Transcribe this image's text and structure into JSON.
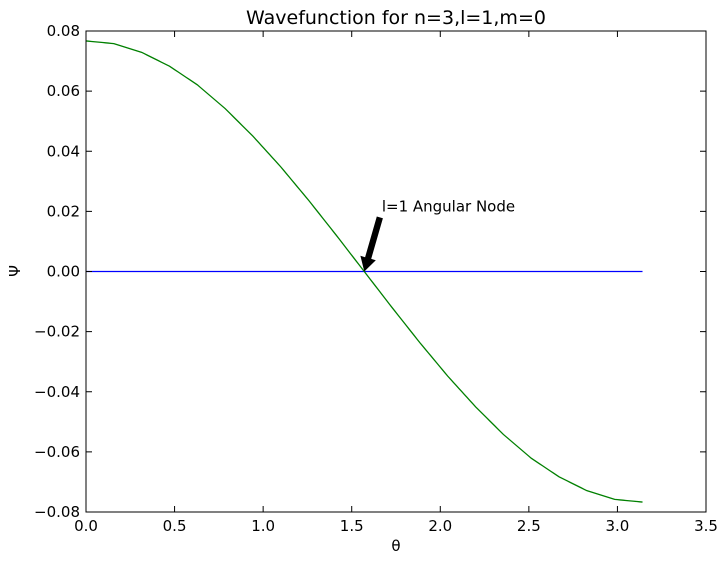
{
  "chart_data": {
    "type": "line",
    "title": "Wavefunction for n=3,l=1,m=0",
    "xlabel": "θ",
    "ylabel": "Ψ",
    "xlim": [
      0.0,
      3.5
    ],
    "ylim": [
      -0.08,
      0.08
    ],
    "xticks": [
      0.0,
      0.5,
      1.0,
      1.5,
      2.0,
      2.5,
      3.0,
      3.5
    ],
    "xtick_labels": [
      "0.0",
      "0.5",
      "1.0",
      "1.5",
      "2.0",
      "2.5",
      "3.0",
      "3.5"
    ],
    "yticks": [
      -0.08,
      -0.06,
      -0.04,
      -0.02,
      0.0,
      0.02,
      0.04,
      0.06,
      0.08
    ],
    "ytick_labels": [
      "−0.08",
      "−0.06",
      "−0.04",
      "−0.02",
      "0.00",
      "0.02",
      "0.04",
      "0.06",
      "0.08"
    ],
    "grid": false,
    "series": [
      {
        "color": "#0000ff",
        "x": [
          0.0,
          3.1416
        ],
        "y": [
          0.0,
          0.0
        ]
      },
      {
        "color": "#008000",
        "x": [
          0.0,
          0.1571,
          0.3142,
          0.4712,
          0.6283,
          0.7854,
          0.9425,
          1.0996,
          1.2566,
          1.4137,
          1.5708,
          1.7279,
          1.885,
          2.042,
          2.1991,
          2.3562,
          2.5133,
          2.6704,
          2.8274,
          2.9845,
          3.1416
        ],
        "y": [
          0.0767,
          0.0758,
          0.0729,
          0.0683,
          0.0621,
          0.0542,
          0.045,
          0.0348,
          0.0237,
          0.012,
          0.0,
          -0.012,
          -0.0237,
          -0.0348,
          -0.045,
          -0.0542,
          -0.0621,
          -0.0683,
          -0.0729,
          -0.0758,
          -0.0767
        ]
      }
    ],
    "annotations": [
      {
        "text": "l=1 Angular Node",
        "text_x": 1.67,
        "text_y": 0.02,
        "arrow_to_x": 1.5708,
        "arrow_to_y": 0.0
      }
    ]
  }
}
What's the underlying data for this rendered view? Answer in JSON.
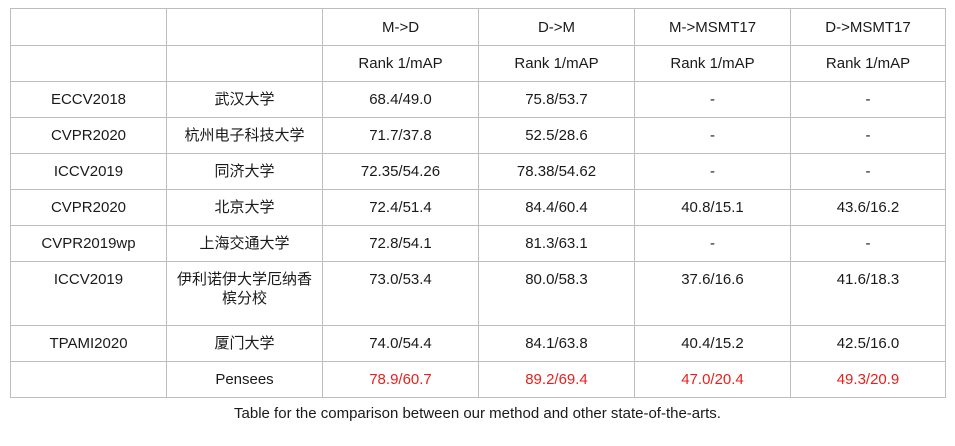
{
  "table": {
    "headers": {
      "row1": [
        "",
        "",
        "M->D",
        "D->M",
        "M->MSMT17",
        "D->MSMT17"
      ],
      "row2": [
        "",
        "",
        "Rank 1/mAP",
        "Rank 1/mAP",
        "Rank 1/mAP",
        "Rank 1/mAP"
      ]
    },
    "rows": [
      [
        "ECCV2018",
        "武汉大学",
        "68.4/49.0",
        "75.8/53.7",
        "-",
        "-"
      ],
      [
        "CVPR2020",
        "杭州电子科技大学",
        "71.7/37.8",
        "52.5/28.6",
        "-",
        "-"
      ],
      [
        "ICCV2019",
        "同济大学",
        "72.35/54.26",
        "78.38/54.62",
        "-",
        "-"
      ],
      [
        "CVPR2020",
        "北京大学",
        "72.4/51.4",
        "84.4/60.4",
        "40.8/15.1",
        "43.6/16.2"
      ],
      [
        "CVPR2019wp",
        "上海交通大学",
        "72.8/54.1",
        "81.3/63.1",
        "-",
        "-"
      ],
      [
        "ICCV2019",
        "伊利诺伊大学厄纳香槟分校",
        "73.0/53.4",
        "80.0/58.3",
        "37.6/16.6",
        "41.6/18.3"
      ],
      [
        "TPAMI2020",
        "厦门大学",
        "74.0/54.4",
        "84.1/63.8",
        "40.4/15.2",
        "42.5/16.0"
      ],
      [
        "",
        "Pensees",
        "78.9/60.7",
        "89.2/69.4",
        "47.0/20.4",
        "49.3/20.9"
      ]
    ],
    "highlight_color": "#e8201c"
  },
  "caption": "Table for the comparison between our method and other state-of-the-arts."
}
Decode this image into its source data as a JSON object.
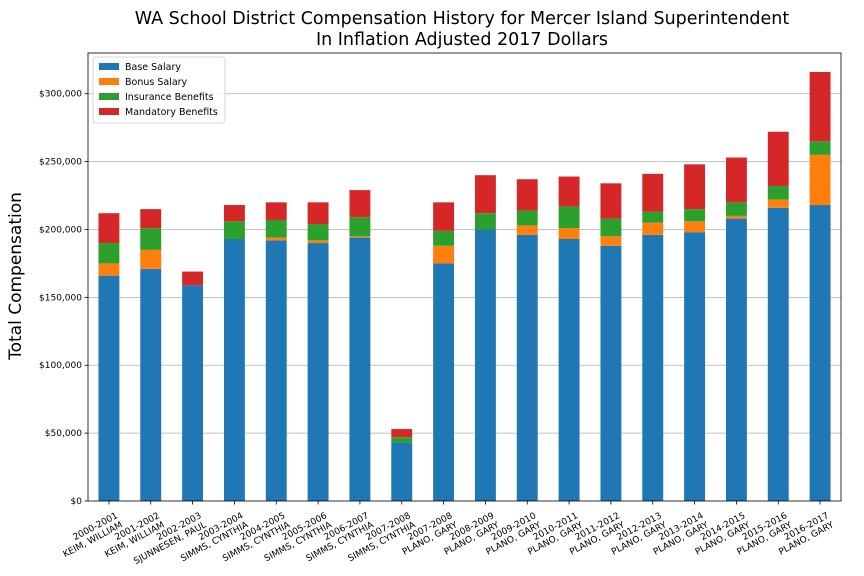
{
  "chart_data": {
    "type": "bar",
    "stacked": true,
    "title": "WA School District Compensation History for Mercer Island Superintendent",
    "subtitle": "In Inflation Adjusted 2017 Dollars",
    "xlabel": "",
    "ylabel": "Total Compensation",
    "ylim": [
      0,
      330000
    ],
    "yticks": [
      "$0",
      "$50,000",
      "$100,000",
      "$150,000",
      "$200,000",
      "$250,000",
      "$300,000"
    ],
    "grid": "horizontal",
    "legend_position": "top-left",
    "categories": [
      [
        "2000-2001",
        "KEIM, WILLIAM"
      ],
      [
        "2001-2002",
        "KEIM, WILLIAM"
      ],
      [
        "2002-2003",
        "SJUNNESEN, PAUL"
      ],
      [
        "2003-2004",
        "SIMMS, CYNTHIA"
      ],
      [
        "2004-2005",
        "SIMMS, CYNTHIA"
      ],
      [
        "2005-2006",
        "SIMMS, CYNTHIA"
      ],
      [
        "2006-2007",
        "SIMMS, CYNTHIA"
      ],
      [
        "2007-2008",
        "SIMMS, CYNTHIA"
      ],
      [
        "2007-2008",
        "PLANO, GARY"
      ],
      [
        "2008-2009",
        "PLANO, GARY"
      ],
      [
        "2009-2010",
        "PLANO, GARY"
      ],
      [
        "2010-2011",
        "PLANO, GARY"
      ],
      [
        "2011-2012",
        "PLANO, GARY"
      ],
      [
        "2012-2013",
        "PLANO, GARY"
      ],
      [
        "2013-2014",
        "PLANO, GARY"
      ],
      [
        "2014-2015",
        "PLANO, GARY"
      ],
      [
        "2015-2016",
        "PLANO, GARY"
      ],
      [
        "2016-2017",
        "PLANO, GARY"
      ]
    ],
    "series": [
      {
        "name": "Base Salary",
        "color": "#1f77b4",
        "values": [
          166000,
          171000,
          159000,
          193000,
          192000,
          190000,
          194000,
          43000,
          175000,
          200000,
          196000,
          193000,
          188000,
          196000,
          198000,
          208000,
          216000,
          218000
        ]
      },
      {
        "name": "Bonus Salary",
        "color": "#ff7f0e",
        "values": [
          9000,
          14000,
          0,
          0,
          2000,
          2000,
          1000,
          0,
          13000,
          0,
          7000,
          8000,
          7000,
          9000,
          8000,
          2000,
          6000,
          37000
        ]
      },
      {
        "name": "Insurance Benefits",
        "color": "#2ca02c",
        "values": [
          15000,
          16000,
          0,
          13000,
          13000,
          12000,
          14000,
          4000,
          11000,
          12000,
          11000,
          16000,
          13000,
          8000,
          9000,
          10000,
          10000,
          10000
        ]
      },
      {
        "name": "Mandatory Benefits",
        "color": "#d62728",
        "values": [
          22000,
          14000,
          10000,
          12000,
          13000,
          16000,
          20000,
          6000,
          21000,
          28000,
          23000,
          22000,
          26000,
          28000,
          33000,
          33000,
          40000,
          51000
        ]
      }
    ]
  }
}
________________________
Restate the data above word for word. Skip every picture.

Transcribe this image's text and structure into JSON.
{
  "chart_data": {
    "type": "line",
    "title": "Wavefunction for n=3,l=1,m=0",
    "xlabel": "θ",
    "ylabel": "Ψ",
    "xlim": [
      0.0,
      3.5
    ],
    "ylim": [
      -0.08,
      0.08
    ],
    "xticks": [
      0.0,
      0.5,
      1.0,
      1.5,
      2.0,
      2.5,
      3.0,
      3.5
    ],
    "xtick_labels": [
      "0.0",
      "0.5",
      "1.0",
      "1.5",
      "2.0",
      "2.5",
      "3.0",
      "3.5"
    ],
    "yticks": [
      -0.08,
      -0.06,
      -0.04,
      -0.02,
      0.0,
      0.02,
      0.04,
      0.06,
      0.08
    ],
    "ytick_labels": [
      "−0.08",
      "−0.06",
      "−0.04",
      "−0.02",
      "0.00",
      "0.02",
      "0.04",
      "0.06",
      "0.08"
    ],
    "grid": false,
    "series": [
      {
        "color": "#0000ff",
        "x": [
          0.0,
          3.1416
        ],
        "y": [
          0.0,
          0.0
        ]
      },
      {
        "color": "#008000",
        "x": [
          0.0,
          0.1571,
          0.3142,
          0.4712,
          0.6283,
          0.7854,
          0.9425,
          1.0996,
          1.2566,
          1.4137,
          1.5708,
          1.7279,
          1.885,
          2.042,
          2.1991,
          2.3562,
          2.5133,
          2.6704,
          2.8274,
          2.9845,
          3.1416
        ],
        "y": [
          0.0767,
          0.0758,
          0.0729,
          0.0683,
          0.0621,
          0.0542,
          0.045,
          0.0348,
          0.0237,
          0.012,
          0.0,
          -0.012,
          -0.0237,
          -0.0348,
          -0.045,
          -0.0542,
          -0.0621,
          -0.0683,
          -0.0729,
          -0.0758,
          -0.0767
        ]
      }
    ],
    "annotations": [
      {
        "text": "l=1 Angular Node",
        "text_x": 1.67,
        "text_y": 0.02,
        "arrow_to_x": 1.5708,
        "arrow_to_y": 0.0
      }
    ]
  }
}
What's the underlying data for this rendered view? Answer in JSON.
{
  "table": {
    "headers": {
      "row1": [
        "",
        "",
        "M->D",
        "D->M",
        "M->MSMT17",
        "D->MSMT17"
      ],
      "row2": [
        "",
        "",
        "Rank 1/mAP",
        "Rank 1/mAP",
        "Rank 1/mAP",
        "Rank 1/mAP"
      ]
    },
    "rows": [
      [
        "ECCV2018",
        "武汉大学",
        "68.4/49.0",
        "75.8/53.7",
        "-",
        "-"
      ],
      [
        "CVPR2020",
        "杭州电子科技大学",
        "71.7/37.8",
        "52.5/28.6",
        "-",
        "-"
      ],
      [
        "ICCV2019",
        "同济大学",
        "72.35/54.26",
        "78.38/54.62",
        "-",
        "-"
      ],
      [
        "CVPR2020",
        "北京大学",
        "72.4/51.4",
        "84.4/60.4",
        "40.8/15.1",
        "43.6/16.2"
      ],
      [
        "CVPR2019wp",
        "上海交通大学",
        "72.8/54.1",
        "81.3/63.1",
        "-",
        "-"
      ],
      [
        "ICCV2019",
        "伊利诺伊大学厄纳香槟分校",
        "73.0/53.4",
        "80.0/58.3",
        "37.6/16.6",
        "41.6/18.3"
      ],
      [
        "TPAMI2020",
        "厦门大学",
        "74.0/54.4",
        "84.1/63.8",
        "40.4/15.2",
        "42.5/16.0"
      ],
      [
        "",
        "Pensees",
        "78.9/60.7",
        "89.2/69.4",
        "47.0/20.4",
        "49.3/20.9"
      ]
    ],
    "highlight_color": "#e8201c"
  },
  "caption": "Table for the comparison between our method and other state-of-the-arts."
}
Decode this image into its source data as a JSON object.
{
  "chart_data": {
    "type": "bar",
    "stacked": true,
    "title": "WA School District Compensation History for Mercer Island Superintendent",
    "subtitle": "In Inflation Adjusted 2017 Dollars",
    "xlabel": "",
    "ylabel": "Total Compensation",
    "ylim": [
      0,
      330000
    ],
    "yticks": [
      "$0",
      "$50,000",
      "$100,000",
      "$150,000",
      "$200,000",
      "$250,000",
      "$300,000"
    ],
    "grid": "horizontal",
    "legend_position": "top-left",
    "categories": [
      [
        "2000-2001",
        "KEIM, WILLIAM"
      ],
      [
        "2001-2002",
        "KEIM, WILLIAM"
      ],
      [
        "2002-2003",
        "SJUNNESEN, PAUL"
      ],
      [
        "2003-2004",
        "SIMMS, CYNTHIA"
      ],
      [
        "2004-2005",
        "SIMMS, CYNTHIA"
      ],
      [
        "2005-2006",
        "SIMMS, CYNTHIA"
      ],
      [
        "2006-2007",
        "SIMMS, CYNTHIA"
      ],
      [
        "2007-2008",
        "SIMMS, CYNTHIA"
      ],
      [
        "2007-2008",
        "PLANO, GARY"
      ],
      [
        "2008-2009",
        "PLANO, GARY"
      ],
      [
        "2009-2010",
        "PLANO, GARY"
      ],
      [
        "2010-2011",
        "PLANO, GARY"
      ],
      [
        "2011-2012",
        "PLANO, GARY"
      ],
      [
        "2012-2013",
        "PLANO, GARY"
      ],
      [
        "2013-2014",
        "PLANO, GARY"
      ],
      [
        "2014-2015",
        "PLANO, GARY"
      ],
      [
        "2015-2016",
        "PLANO, GARY"
      ],
      [
        "2016-2017",
        "PLANO, GARY"
      ]
    ],
    "series": [
      {
        "name": "Base Salary",
        "color": "#1f77b4",
        "values": [
          166000,
          171000,
          159000,
          193000,
          192000,
          190000,
          194000,
          43000,
          175000,
          200000,
          196000,
          193000,
          188000,
          196000,
          198000,
          208000,
          216000,
          218000
        ]
      },
      {
        "name": "Bonus Salary",
        "color": "#ff7f0e",
        "values": [
          9000,
          14000,
          0,
          0,
          2000,
          2000,
          1000,
          0,
          13000,
          0,
          7000,
          8000,
          7000,
          9000,
          8000,
          2000,
          6000,
          37000
        ]
      },
      {
        "name": "Insurance Benefits",
        "color": "#2ca02c",
        "values": [
          15000,
          16000,
          0,
          13000,
          13000,
          12000,
          14000,
          4000,
          11000,
          12000,
          11000,
          16000,
          13000,
          8000,
          9000,
          10000,
          10000,
          10000
        ]
      },
      {
        "name": "Mandatory Benefits",
        "color": "#d62728",
        "values": [
          22000,
          14000,
          10000,
          12000,
          13000,
          16000,
          20000,
          6000,
          21000,
          28000,
          23000,
          22000,
          26000,
          28000,
          33000,
          33000,
          40000,
          51000
        ]
      }
    ]
  }
}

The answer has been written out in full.